[Written task]: Quote all lines below exactly. Images stay out.

[Collection entries]:
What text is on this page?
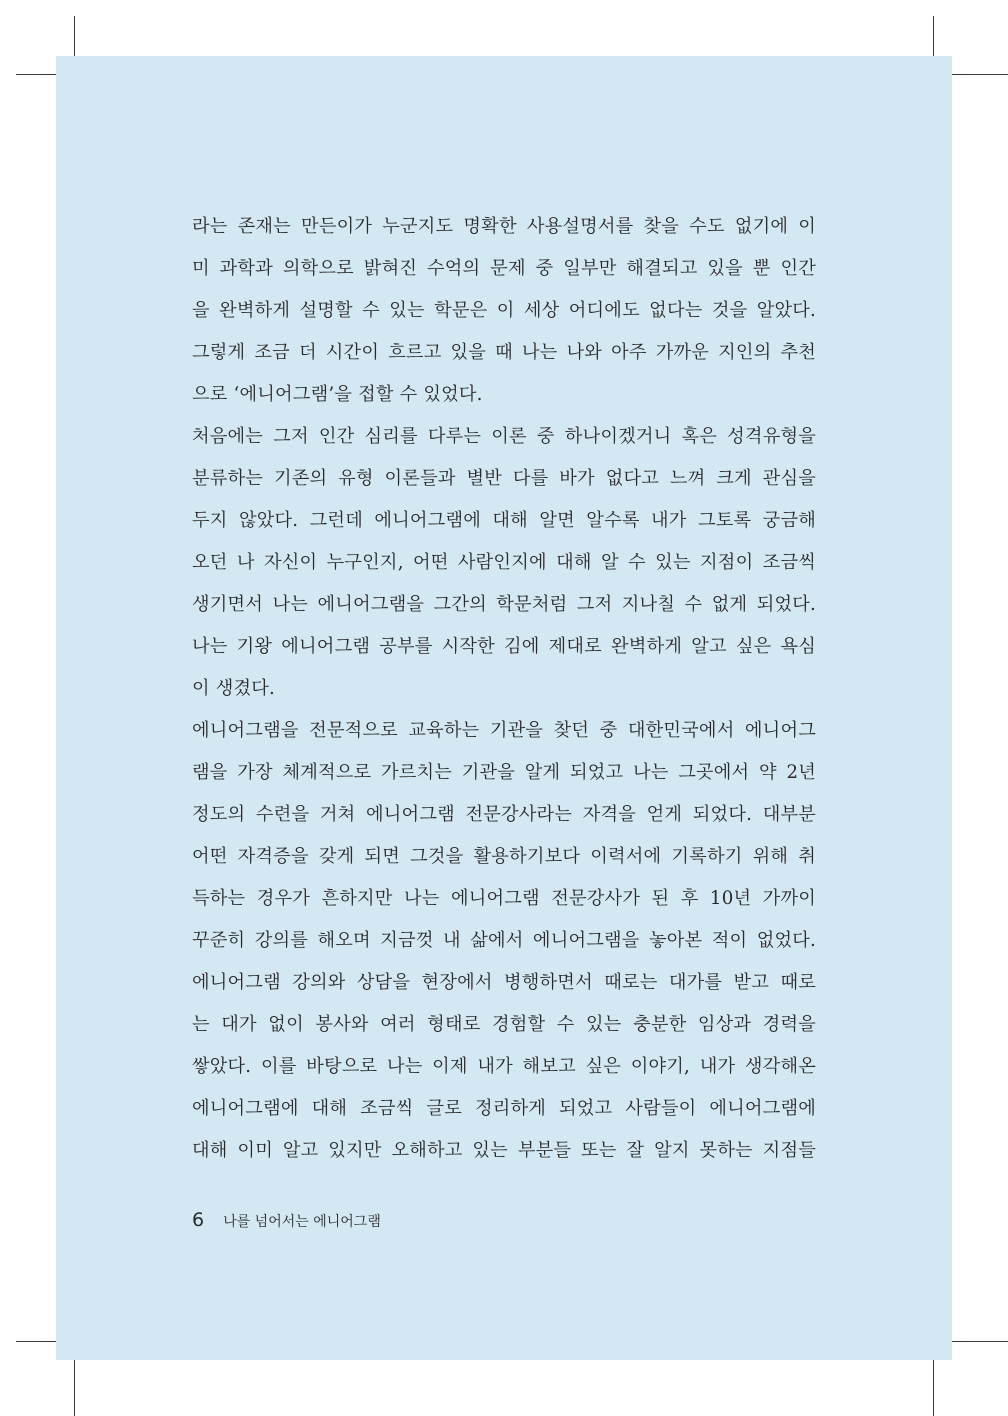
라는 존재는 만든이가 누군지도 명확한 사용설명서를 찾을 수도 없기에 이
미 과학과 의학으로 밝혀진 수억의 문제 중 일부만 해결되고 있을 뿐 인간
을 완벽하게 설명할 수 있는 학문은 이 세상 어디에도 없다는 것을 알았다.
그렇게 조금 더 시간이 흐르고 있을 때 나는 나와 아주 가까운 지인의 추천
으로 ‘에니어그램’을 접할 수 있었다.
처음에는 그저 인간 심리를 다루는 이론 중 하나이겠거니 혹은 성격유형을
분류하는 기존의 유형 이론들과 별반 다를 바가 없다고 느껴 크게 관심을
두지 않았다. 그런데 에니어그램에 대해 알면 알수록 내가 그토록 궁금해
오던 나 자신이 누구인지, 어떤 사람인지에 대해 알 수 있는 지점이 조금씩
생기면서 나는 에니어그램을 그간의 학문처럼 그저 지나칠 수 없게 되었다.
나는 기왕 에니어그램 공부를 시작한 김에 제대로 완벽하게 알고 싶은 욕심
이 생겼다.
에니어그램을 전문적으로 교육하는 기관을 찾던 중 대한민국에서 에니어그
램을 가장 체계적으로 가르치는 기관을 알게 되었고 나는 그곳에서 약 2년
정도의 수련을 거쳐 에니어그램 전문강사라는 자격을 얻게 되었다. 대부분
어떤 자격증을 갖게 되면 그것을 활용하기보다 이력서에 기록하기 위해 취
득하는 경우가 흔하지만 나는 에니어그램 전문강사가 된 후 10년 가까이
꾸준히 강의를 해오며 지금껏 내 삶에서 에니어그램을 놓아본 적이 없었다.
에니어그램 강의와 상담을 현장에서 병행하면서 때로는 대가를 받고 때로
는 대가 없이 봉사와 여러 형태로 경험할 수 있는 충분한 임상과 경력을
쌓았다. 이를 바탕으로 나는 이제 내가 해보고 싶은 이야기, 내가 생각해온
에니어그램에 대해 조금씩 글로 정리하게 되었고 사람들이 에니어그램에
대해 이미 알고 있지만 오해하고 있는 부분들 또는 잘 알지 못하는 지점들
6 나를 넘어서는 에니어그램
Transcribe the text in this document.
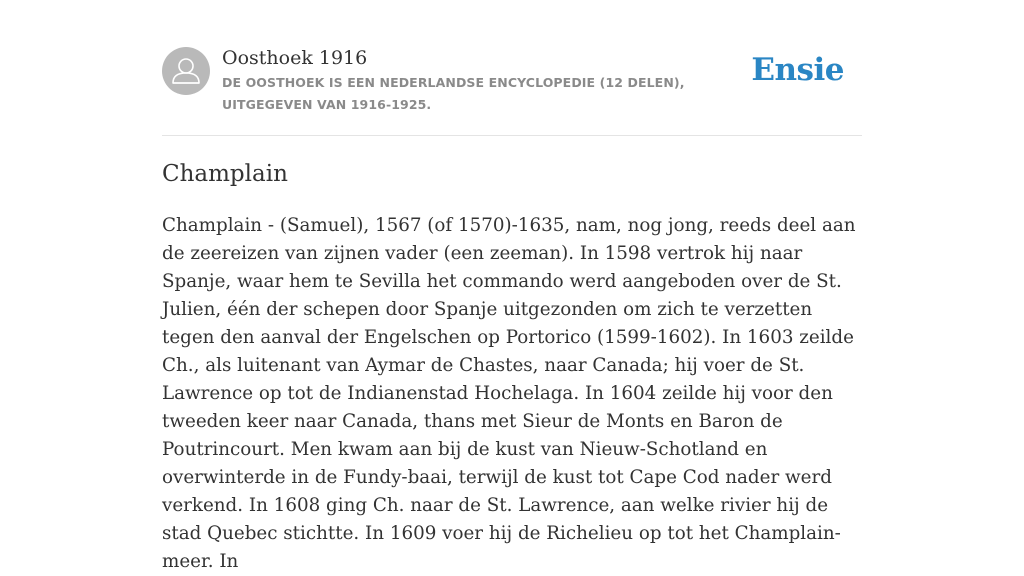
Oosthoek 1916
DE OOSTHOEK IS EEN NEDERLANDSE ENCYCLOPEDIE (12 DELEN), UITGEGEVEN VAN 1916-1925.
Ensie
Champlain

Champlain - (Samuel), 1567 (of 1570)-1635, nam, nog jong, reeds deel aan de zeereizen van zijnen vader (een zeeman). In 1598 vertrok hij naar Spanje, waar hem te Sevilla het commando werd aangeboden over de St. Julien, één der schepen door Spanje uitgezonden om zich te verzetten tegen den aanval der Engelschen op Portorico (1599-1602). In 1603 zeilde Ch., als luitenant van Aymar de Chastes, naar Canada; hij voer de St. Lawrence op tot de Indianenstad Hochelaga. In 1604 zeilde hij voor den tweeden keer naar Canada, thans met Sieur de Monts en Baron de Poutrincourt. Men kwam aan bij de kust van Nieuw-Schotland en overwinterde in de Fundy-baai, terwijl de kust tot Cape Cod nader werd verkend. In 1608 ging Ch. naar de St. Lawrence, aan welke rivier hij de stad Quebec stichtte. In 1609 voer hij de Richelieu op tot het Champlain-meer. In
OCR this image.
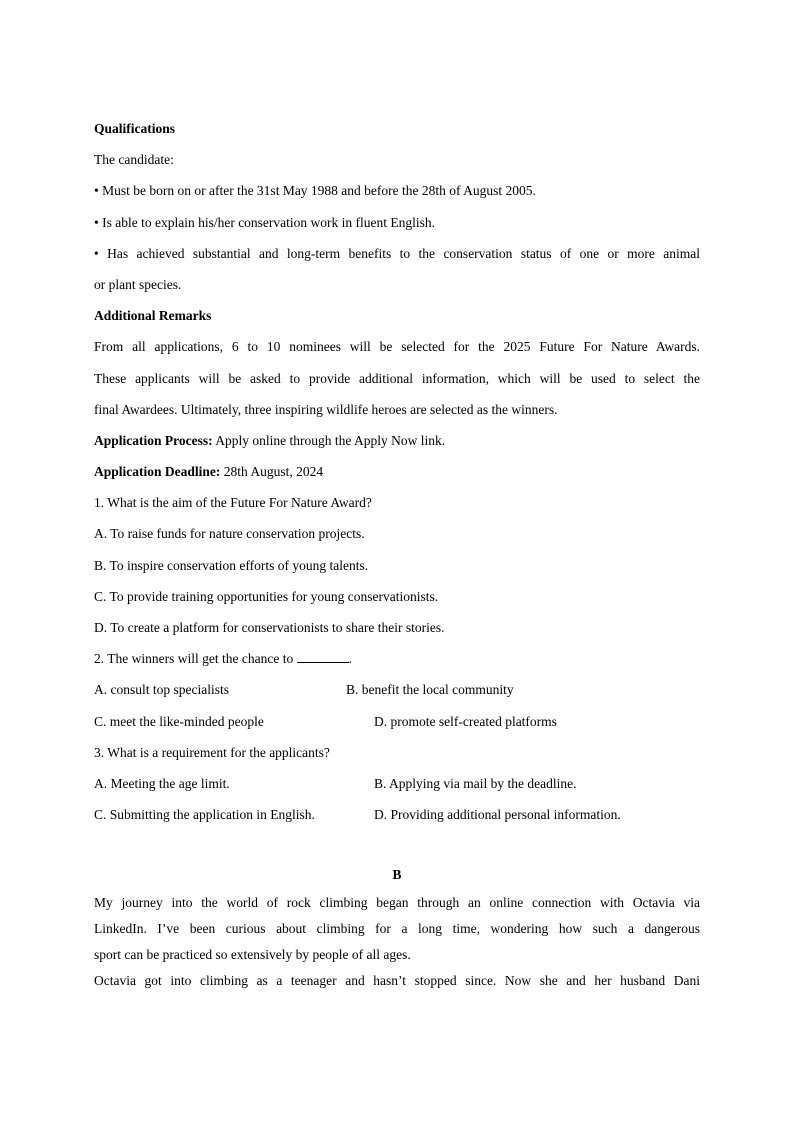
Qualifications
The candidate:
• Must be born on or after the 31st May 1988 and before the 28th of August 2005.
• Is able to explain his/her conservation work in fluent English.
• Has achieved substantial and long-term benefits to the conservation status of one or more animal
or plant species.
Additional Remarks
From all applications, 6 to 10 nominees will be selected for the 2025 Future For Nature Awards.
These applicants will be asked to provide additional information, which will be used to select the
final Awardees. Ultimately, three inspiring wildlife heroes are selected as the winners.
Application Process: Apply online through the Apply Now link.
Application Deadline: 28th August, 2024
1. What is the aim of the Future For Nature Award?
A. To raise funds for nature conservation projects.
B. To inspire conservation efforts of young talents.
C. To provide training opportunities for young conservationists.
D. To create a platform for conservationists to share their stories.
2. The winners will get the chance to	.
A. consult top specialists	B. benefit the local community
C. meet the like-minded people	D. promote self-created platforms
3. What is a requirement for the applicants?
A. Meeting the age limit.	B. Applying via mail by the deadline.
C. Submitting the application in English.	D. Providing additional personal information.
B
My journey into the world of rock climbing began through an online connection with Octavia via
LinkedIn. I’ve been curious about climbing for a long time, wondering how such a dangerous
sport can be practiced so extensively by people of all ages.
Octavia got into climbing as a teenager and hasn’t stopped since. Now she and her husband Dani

[Correct answer]:
What text is on this page?
라는 존재는 만든이가 누군지도 명확한 사용설명서를 찾을 수도 없기에 이
미 과학과 의학으로 밝혀진 수억의 문제 중 일부만 해결되고 있을 뿐 인간
을 완벽하게 설명할 수 있는 학문은 이 세상 어디에도 없다는 것을 알았다.
그렇게 조금 더 시간이 흐르고 있을 때 나는 나와 아주 가까운 지인의 추천
으로 ‘에니어그램’을 접할 수 있었다.
처음에는 그저 인간 심리를 다루는 이론 중 하나이겠거니 혹은 성격유형을
분류하는 기존의 유형 이론들과 별반 다를 바가 없다고 느껴 크게 관심을
두지 않았다. 그런데 에니어그램에 대해 알면 알수록 내가 그토록 궁금해
오던 나 자신이 누구인지, 어떤 사람인지에 대해 알 수 있는 지점이 조금씩
생기면서 나는 에니어그램을 그간의 학문처럼 그저 지나칠 수 없게 되었다.
나는 기왕 에니어그램 공부를 시작한 김에 제대로 완벽하게 알고 싶은 욕심
이 생겼다.
에니어그램을 전문적으로 교육하는 기관을 찾던 중 대한민국에서 에니어그
램을 가장 체계적으로 가르치는 기관을 알게 되었고 나는 그곳에서 약 2년
정도의 수련을 거쳐 에니어그램 전문강사라는 자격을 얻게 되었다. 대부분
어떤 자격증을 갖게 되면 그것을 활용하기보다 이력서에 기록하기 위해 취
득하는 경우가 흔하지만 나는 에니어그램 전문강사가 된 후 10년 가까이
꾸준히 강의를 해오며 지금껏 내 삶에서 에니어그램을 놓아본 적이 없었다.
에니어그램 강의와 상담을 현장에서 병행하면서 때로는 대가를 받고 때로
는 대가 없이 봉사와 여러 형태로 경험할 수 있는 충분한 임상과 경력을
쌓았다. 이를 바탕으로 나는 이제 내가 해보고 싶은 이야기, 내가 생각해온
에니어그램에 대해 조금씩 글로 정리하게 되었고 사람들이 에니어그램에
대해 이미 알고 있지만 오해하고 있는 부분들 또는 잘 알지 못하는 지점들
6 나를 넘어서는 에니어그램
Transcribe the text in this document.
Oosthoek 1916
DE OOSTHOEK IS EEN NEDERLANDSE ENCYCLOPEDIE (12 DELEN), UITGEGEVEN VAN 1916-1925.
Ensie
Champlain

Champlain - (Samuel), 1567 (of 1570)-1635, nam, nog jong, reeds deel aan de zeereizen van zijnen vader (een zeeman). In 1598 vertrok hij naar Spanje, waar hem te Sevilla het commando werd aangeboden over de St. Julien, één der schepen door Spanje uitgezonden om zich te verzetten tegen den aanval der Engelschen op Portorico (1599-1602). In 1603 zeilde Ch., als luitenant van Aymar de Chastes, naar Canada; hij voer de St. Lawrence op tot de Indianenstad Hochelaga. In 1604 zeilde hij voor den tweeden keer naar Canada, thans met Sieur de Monts en Baron de Poutrincourt. Men kwam aan bij de kust van Nieuw-Schotland en overwinterde in de Fundy-baai, terwijl de kust tot Cape Cod nader werd verkend. In 1608 ging Ch. naar de St. Lawrence, aan welke rivier hij de stad Quebec stichtte. In 1609 voer hij de Richelieu op tot het Champlain-meer. In
OCR this image.
Qualifications
The candidate:
• Must be born on or after the 31st May 1988 and before the 28th of August 2005.
• Is able to explain his/her conservation work in fluent English.
• Has achieved substantial and long-term benefits to the conservation status of one or more animal
or plant species.
Additional Remarks
From all applications, 6 to 10 nominees will be selected for the 2025 Future For Nature Awards.
These applicants will be asked to provide additional information, which will be used to select the
final Awardees. Ultimately, three inspiring wildlife heroes are selected as the winners.
Application Process: Apply online through the Apply Now link.
Application Deadline: 28th August, 2024
1. What is the aim of the Future For Nature Award?
A. To raise funds for nature conservation projects.
B. To inspire conservation efforts of young talents.
C. To provide training opportunities for young conservationists.
D. To create a platform for conservationists to share their stories.
2. The winners will get the chance to	.
A. consult top specialists	B. benefit the local community
C. meet the like-minded people	D. promote self-created platforms
3. What is a requirement for the applicants?
A. Meeting the age limit.	B. Applying via mail by the deadline.
C. Submitting the application in English.	D. Providing additional personal information.
B
My journey into the world of rock climbing began through an online connection with Octavia via
LinkedIn. I’ve been curious about climbing for a long time, wondering how such a dangerous
sport can be practiced so extensively by people of all ages.
Octavia got into climbing as a teenager and hasn’t stopped since. Now she and her husband Dani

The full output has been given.